>> start
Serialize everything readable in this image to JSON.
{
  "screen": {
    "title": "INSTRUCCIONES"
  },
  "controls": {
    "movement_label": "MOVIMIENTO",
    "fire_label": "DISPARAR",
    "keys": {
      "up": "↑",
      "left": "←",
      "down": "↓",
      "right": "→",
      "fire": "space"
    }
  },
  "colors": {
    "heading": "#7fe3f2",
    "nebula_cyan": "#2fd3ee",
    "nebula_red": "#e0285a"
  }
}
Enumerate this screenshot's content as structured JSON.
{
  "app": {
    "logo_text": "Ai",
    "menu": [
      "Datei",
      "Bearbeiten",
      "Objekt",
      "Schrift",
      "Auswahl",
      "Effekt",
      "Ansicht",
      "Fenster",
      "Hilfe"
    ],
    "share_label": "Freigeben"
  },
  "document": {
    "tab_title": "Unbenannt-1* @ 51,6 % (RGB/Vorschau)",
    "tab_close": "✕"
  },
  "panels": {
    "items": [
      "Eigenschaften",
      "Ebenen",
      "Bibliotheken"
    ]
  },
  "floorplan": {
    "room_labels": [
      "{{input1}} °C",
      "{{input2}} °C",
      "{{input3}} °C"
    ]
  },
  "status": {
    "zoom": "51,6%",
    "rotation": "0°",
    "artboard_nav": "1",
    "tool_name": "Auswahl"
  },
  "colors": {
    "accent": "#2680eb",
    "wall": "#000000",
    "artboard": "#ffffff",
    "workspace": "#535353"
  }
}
>> end
EXERCISE DIRECTIONS:
Exactly reproduce the lines that run from the line with "Enumerate this screenshot's" through the last line of the records, inclusive.

WRITTEN RESPONSE:
Enumerate this screenshot's content as structured JSON.
{
  "app": {
    "logo_text": "Ai",
    "menu": [
      "Datei",
      "Bearbeiten",
      "Objekt",
      "Schrift",
      "Auswahl",
      "Effekt",
      "Ansicht",
      "Fenster",
      "Hilfe"
    ],
    "share_label": "Freigeben"
  },
  "document": {
    "tab_title": "Unbenannt-1* @ 51,6 % (RGB/Vorschau)",
    "tab_close": "✕"
  },
  "panels": {
    "items": [
      "Eigenschaften",
      "Ebenen",
      "Bibliotheken"
    ]
  },
  "floorplan": {
    "room_labels": [
      "{{input1}} °C",
      "{{input2}} °C",
      "{{input3}} °C"
    ]
  },
  "status": {
    "zoom": "51,6%",
    "rotation": "0°",
    "artboard_nav": "1",
    "tool_name": "Auswahl"
  },
  "colors": {
    "accent": "#2680eb",
    "wall": "#000000",
    "artboard": "#ffffff",
    "workspace": "#535353"
  }
}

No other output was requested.